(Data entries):
****

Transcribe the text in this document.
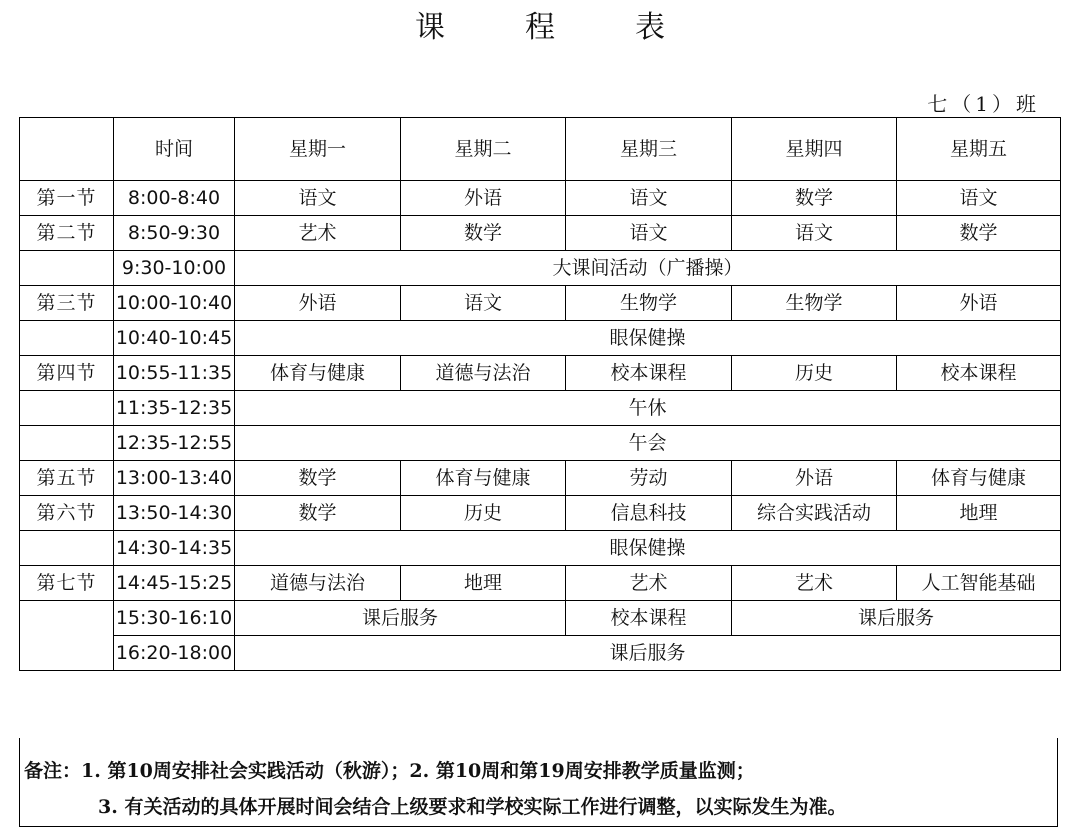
课	程	表
七（1）班
	时间	星期一	星期二	星期三	星期四	星期五
第一节	8:00-8:40	语文	外语	语文	数学	语文
第二节	8:50-9:30	艺术	数学	语文	语文	数学
	9:30-10:00	大课间活动（广播操）				
第三节	10:00-10:40	外语	语文	生物学	生物学	外语
	10:40-10:45	眼保健操				
第四节	10:55-11:35	体育与健康	道德与法治	校本课程	历史	校本课程
	11:35-12:35	午休				
	12:35-12:55	午会				
第五节	13:00-13:40	数学	体育与健康	劳动	外语	体育与健康
第六节	13:50-14:30	数学	历史	信息科技	综合实践活动	地理
	14:30-14:35	眼保健操				
第七节	14:45-15:25	道德与法治	地理	艺术	艺术	人工智能基础
	15:30-16:10	课后服务		校本课程	课后服务	
	16:20-18:00	课后服务				
备注：1. 第10周安排社会实践活动（秋游）；2. 第10周和第19周安排教学质量监测；
3. 有关活动的具体开展时间会结合上级要求和学校实际工作进行调整，以实际发生为准。
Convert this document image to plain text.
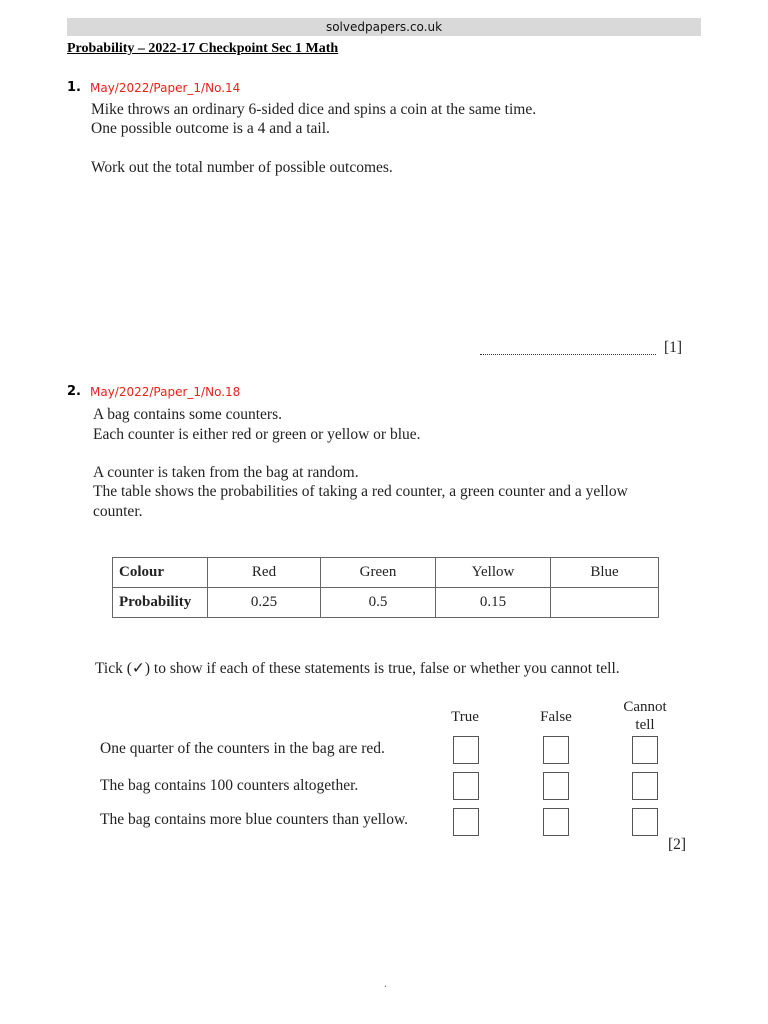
solvedpapers.co.uk
Probability – 2022-17 Checkpoint Sec 1 Math
1. May/2022/Paper_1/No.14
Mike throws an ordinary 6-sided dice and spins a coin at the same time.
One possible outcome is a 4 and a tail.
Work out the total number of possible outcomes.
[1]
2. May/2022/Paper_1/No.18
A bag contains some counters.
Each counter is either red or green or yellow or blue.
A counter is taken from the bag at random.
The table shows the probabilities of taking a red counter, a green counter and a yellow
counter.
Colour	Red	Green	Yellow	Blue
Probability	0.25	0.5	0.15	
Tick (✓) to show if each of these statements is true, false or whether you cannot tell.
True	False
Cannot
tell
One quarter of the counters in the bag are red.
The bag contains 100 counters altogether.
The bag contains more blue counters than yellow.
[2]
.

****

(Task instructions): Produce an exact reproduction of the lines from the line containing "Convert this document image to plain text." through the last line of the records. Any picture is left out.

(Task answer):
Convert this document image to plain text.
solvedpapers.co.uk
Probability – 2022-17 Checkpoint Sec 1 Math
1. May/2022/Paper_1/No.14
Mike throws an ordinary 6-sided dice and spins a coin at the same time.
One possible outcome is a 4 and a tail.
Work out the total number of possible outcomes.
[1]
2. May/2022/Paper_1/No.18
A bag contains some counters.
Each counter is either red or green or yellow or blue.
A counter is taken from the bag at random.
The table shows the probabilities of taking a red counter, a green counter and a yellow
counter.
Colour	Red	Green	Yellow	Blue
Probability	0.25	0.5	0.15	
Tick (✓) to show if each of these statements is true, false or whether you cannot tell.
True	False
Cannot
tell
One quarter of the counters in the bag are red.
The bag contains 100 counters altogether.
The bag contains more blue counters than yellow.
[2]
.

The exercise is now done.